Exercise requirements: Pictures do not belong in the copy; quote every entry below exactly.

— Start Exercise input —

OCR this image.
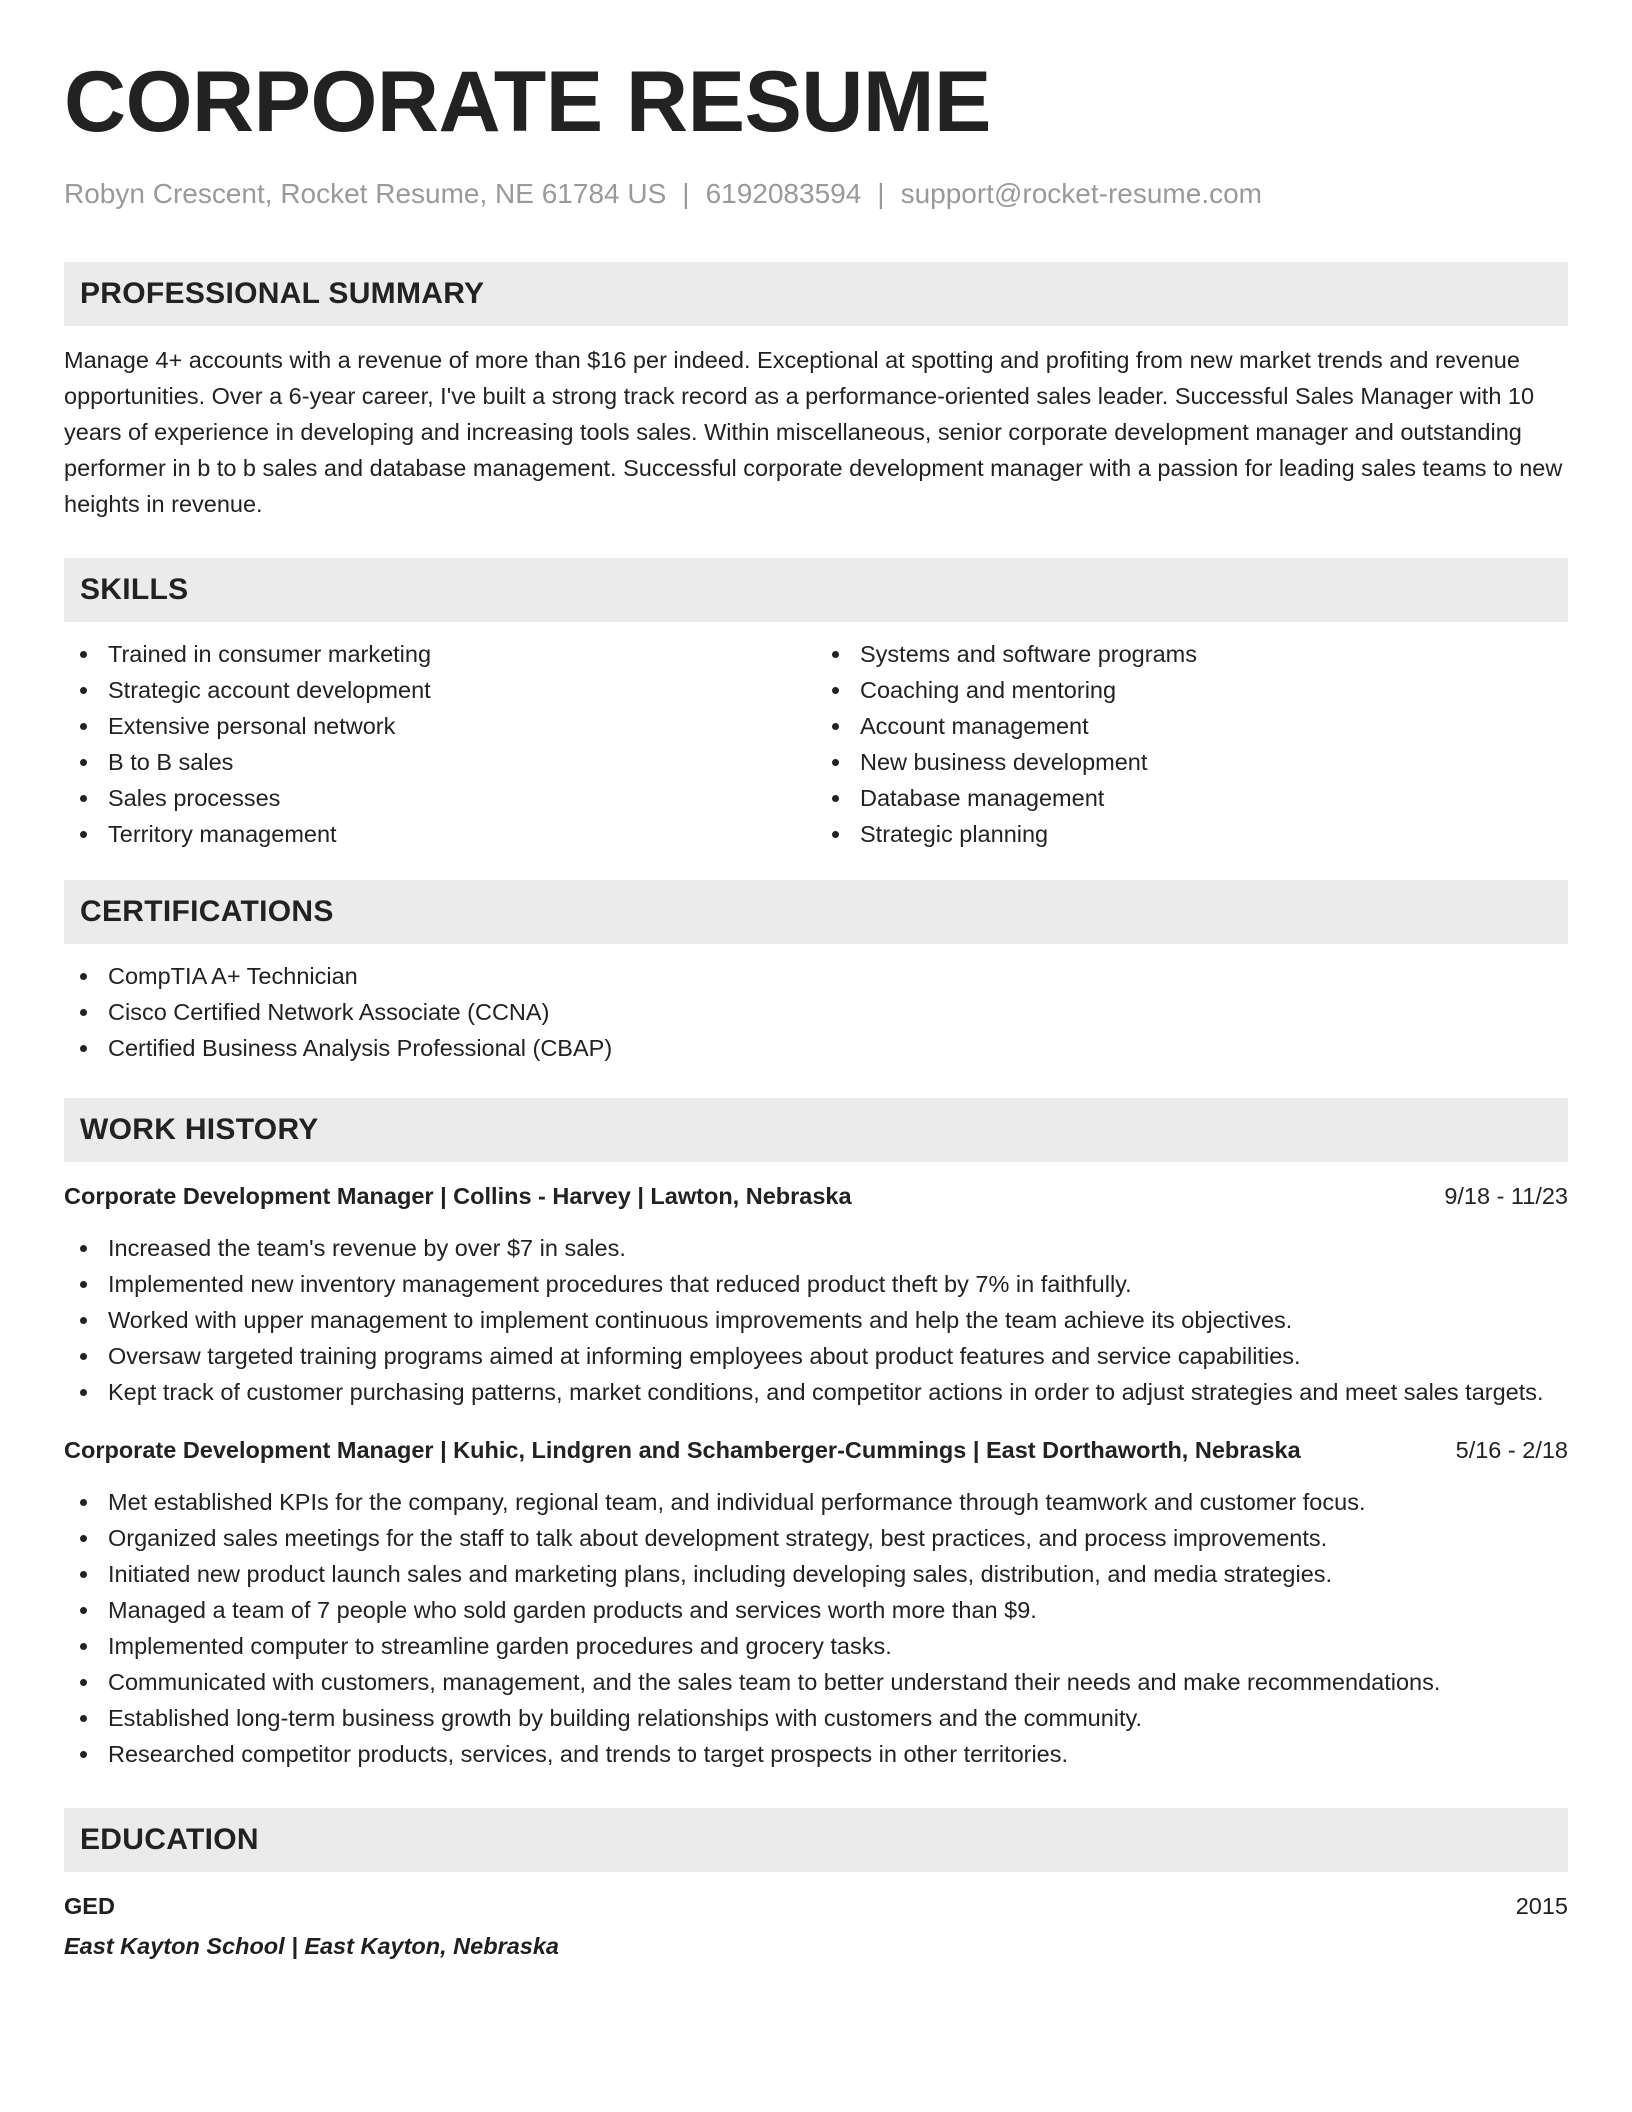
CORPORATE RESUME
Robyn Crescent, Rocket Resume, NE 61784 US | 6192083594 | support@rocket-resume.com
PROFESSIONAL SUMMARY
Manage 4+ accounts with a revenue of more than $16 per indeed. Exceptional at spotting and profiting from new market trends and revenue opportunities. Over a 6-year career, I've built a strong track record as a performance-oriented sales leader. Successful Sales Manager with 10 years of experience in developing and increasing tools sales. Within miscellaneous, senior corporate development manager and outstanding performer in b to b sales and database management. Successful corporate development manager with a passion for leading sales teams to new heights in revenue.
SKILLS
Trained in consumer marketing
Strategic account development
Extensive personal network
B to B sales
Sales processes
Territory management
Systems and software programs
Coaching and mentoring
Account management
New business development
Database management
Strategic planning
CERTIFICATIONS
CompTIA A+ Technician
Cisco Certified Network Associate (CCNA)
Certified Business Analysis Professional (CBAP)
WORK HISTORY
Corporate Development Manager | Collins - Harvey | Lawton, Nebraska	9/18 - 11/23
Increased the team's revenue by over $7 in sales.
Implemented new inventory management procedures that reduced product theft by 7% in faithfully.
Worked with upper management to implement continuous improvements and help the team achieve its objectives.
Oversaw targeted training programs aimed at informing employees about product features and service capabilities.
Kept track of customer purchasing patterns, market conditions, and competitor actions in order to adjust strategies and meet sales targets.
Corporate Development Manager | Kuhic, Lindgren and Schamberger-Cummings | East Dorthaworth, Nebraska	5/16 - 2/18
Met established KPIs for the company, regional team, and individual performance through teamwork and customer focus.
Organized sales meetings for the staff to talk about development strategy, best practices, and process improvements.
Initiated new product launch sales and marketing plans, including developing sales, distribution, and media strategies.
Managed a team of 7 people who sold garden products and services worth more than $9.
Implemented computer to streamline garden procedures and grocery tasks.
Communicated with customers, management, and the sales team to better understand their needs and make recommendations.
Established long-term business growth by building relationships with customers and the community.
Researched competitor products, services, and trends to target prospects in other territories.
EDUCATION
GED	2015
East Kayton School | East Kayton, Nebraska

— End Exercise input —

Problem solution:
OCR this image.
CORPORATE RESUME
Robyn Crescent, Rocket Resume, NE 61784 US | 6192083594 | support@rocket-resume.com
PROFESSIONAL SUMMARY
Manage 4+ accounts with a revenue of more than $16 per indeed. Exceptional at spotting and profiting from new market trends and revenue opportunities. Over a 6-year career, I've built a strong track record as a performance-oriented sales leader. Successful Sales Manager with 10 years of experience in developing and increasing tools sales. Within miscellaneous, senior corporate development manager and outstanding performer in b to b sales and database management. Successful corporate development manager with a passion for leading sales teams to new heights in revenue.
SKILLS
Trained in consumer marketing
Strategic account development
Extensive personal network
B to B sales
Sales processes
Territory management
Systems and software programs
Coaching and mentoring
Account management
New business development
Database management
Strategic planning
CERTIFICATIONS
CompTIA A+ Technician
Cisco Certified Network Associate (CCNA)
Certified Business Analysis Professional (CBAP)
WORK HISTORY
Corporate Development Manager | Collins - Harvey | Lawton, Nebraska	9/18 - 11/23
Increased the team's revenue by over $7 in sales.
Implemented new inventory management procedures that reduced product theft by 7% in faithfully.
Worked with upper management to implement continuous improvements and help the team achieve its objectives.
Oversaw targeted training programs aimed at informing employees about product features and service capabilities.
Kept track of customer purchasing patterns, market conditions, and competitor actions in order to adjust strategies and meet sales targets.
Corporate Development Manager | Kuhic, Lindgren and Schamberger-Cummings | East Dorthaworth, Nebraska	5/16 - 2/18
Met established KPIs for the company, regional team, and individual performance through teamwork and customer focus.
Organized sales meetings for the staff to talk about development strategy, best practices, and process improvements.
Initiated new product launch sales and marketing plans, including developing sales, distribution, and media strategies.
Managed a team of 7 people who sold garden products and services worth more than $9.
Implemented computer to streamline garden procedures and grocery tasks.
Communicated with customers, management, and the sales team to better understand their needs and make recommendations.
Established long-term business growth by building relationships with customers and the community.
Researched competitor products, services, and trends to target prospects in other territories.
EDUCATION
GED	2015
East Kayton School | East Kayton, Nebraska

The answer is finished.